Problem: Exclude the pictures and return every line exactly as written.

======== Dataset entries ========

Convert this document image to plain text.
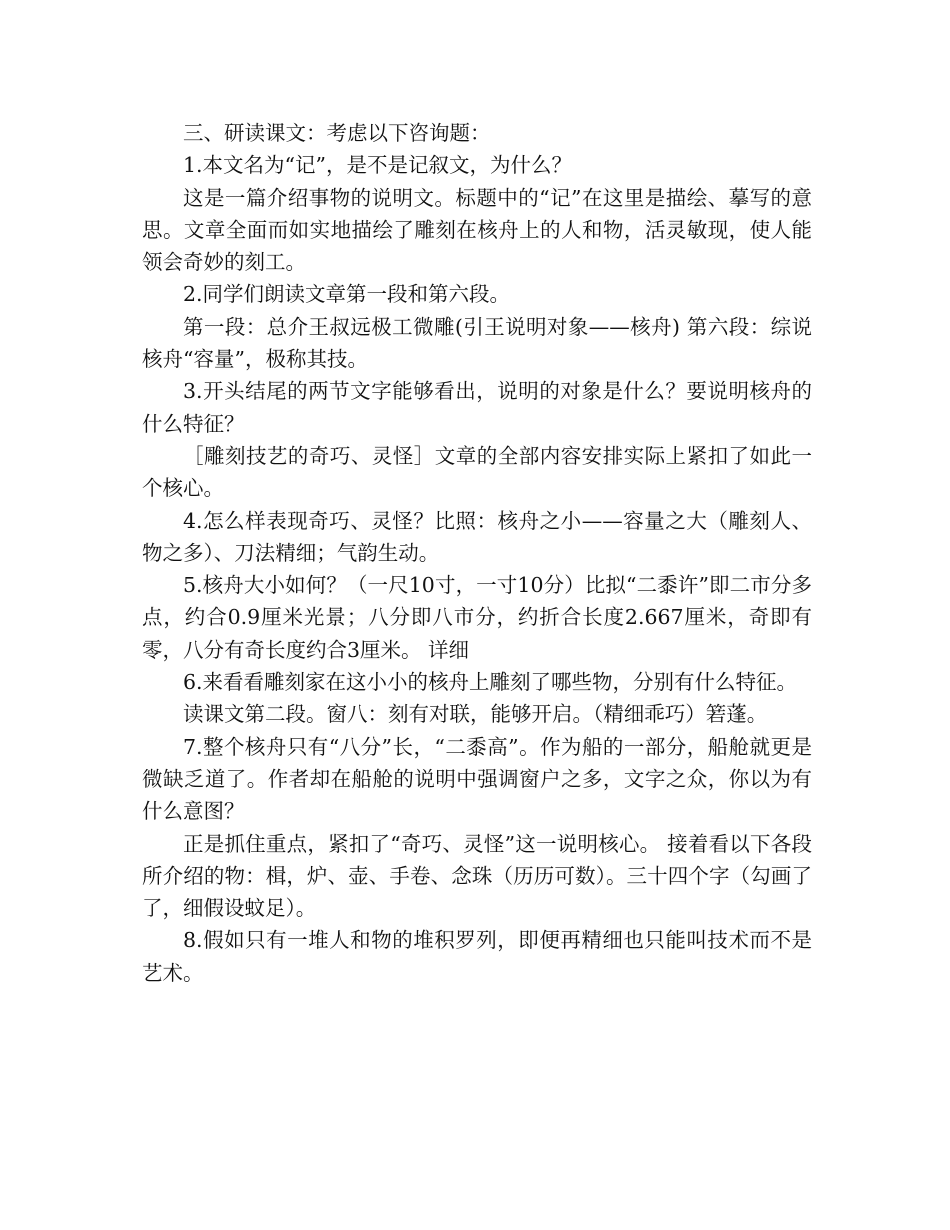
三、研读课文：考虑以下咨询题：

1.本文名为“记”，是不是记叙文，为什么？

这是一篇介绍事物的说明文。标题中的“记”在这里是描绘、摹写的意思。文章全面而如实地描绘了雕刻在核舟上的人和物，活灵敏现，使人能领会奇妙的刻工。

2.同学们朗读文章第一段和第六段。

第一段：总介王叔远极工微雕(引王说明对象——核舟) 第六段：综说核舟“容量”，极称其技。

3.开头结尾的两节文字能够看出，说明的对象是什么？要说明核舟的什么特征？

［雕刻技艺的奇巧、灵怪］文章的全部内容安排实际上紧扣了如此一个核心。

4.怎么样表现奇巧、灵怪？比照：核舟之小——容量之大（雕刻人、物之多）、刀法精细；气韵生动。

5.核舟大小如何？（一尺10寸，一寸10分）比拟“二黍许”即二市分多点，约合0.9厘米光景；八分即八市分，约折合长度2.667厘米，奇即有零，八分有奇长度约合3厘米。 详细

6.来看看雕刻家在这小小的核舟上雕刻了哪些物，分别有什么特征。

读课文第二段。窗八：刻有对联，能够开启。（精细乖巧）箬蓬。

7.整个核舟只有“八分”长，“二黍高”。作为船的一部分，船舱就更是微缺乏道了。作者却在船舱的说明中强调窗户之多，文字之众，你以为有什么意图？

正是抓住重点，紧扣了“奇巧、灵怪”这一说明核心。 接着看以下各段所介绍的物：楫，炉、壶、手卷、念珠（历历可数）。三十四个字（勾画了了，细假设蚊足）。

8.假如只有一堆人和物的堆积罗列，即便再精细也只能叫技术而不是艺术。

========

Answer:
Convert this document image to plain text.
三、研读课文：考虑以下咨询题：

1.本文名为“记”，是不是记叙文，为什么？

这是一篇介绍事物的说明文。标题中的“记”在这里是描绘、摹写的意思。文章全面而如实地描绘了雕刻在核舟上的人和物，活灵敏现，使人能领会奇妙的刻工。

2.同学们朗读文章第一段和第六段。

第一段：总介王叔远极工微雕(引王说明对象——核舟) 第六段：综说核舟“容量”，极称其技。

3.开头结尾的两节文字能够看出，说明的对象是什么？要说明核舟的什么特征？

［雕刻技艺的奇巧、灵怪］文章的全部内容安排实际上紧扣了如此一个核心。

4.怎么样表现奇巧、灵怪？比照：核舟之小——容量之大（雕刻人、物之多）、刀法精细；气韵生动。

5.核舟大小如何？（一尺10寸，一寸10分）比拟“二黍许”即二市分多点，约合0.9厘米光景；八分即八市分，约折合长度2.667厘米，奇即有零，八分有奇长度约合3厘米。 详细

6.来看看雕刻家在这小小的核舟上雕刻了哪些物，分别有什么特征。

读课文第二段。窗八：刻有对联，能够开启。（精细乖巧）箬蓬。

7.整个核舟只有“八分”长，“二黍高”。作为船的一部分，船舱就更是微缺乏道了。作者却在船舱的说明中强调窗户之多，文字之众，你以为有什么意图？

正是抓住重点，紧扣了“奇巧、灵怪”这一说明核心。 接着看以下各段所介绍的物：楫，炉、壶、手卷、念珠（历历可数）。三十四个字（勾画了了，细假设蚊足）。

8.假如只有一堆人和物的堆积罗列，即便再精细也只能叫技术而不是艺术。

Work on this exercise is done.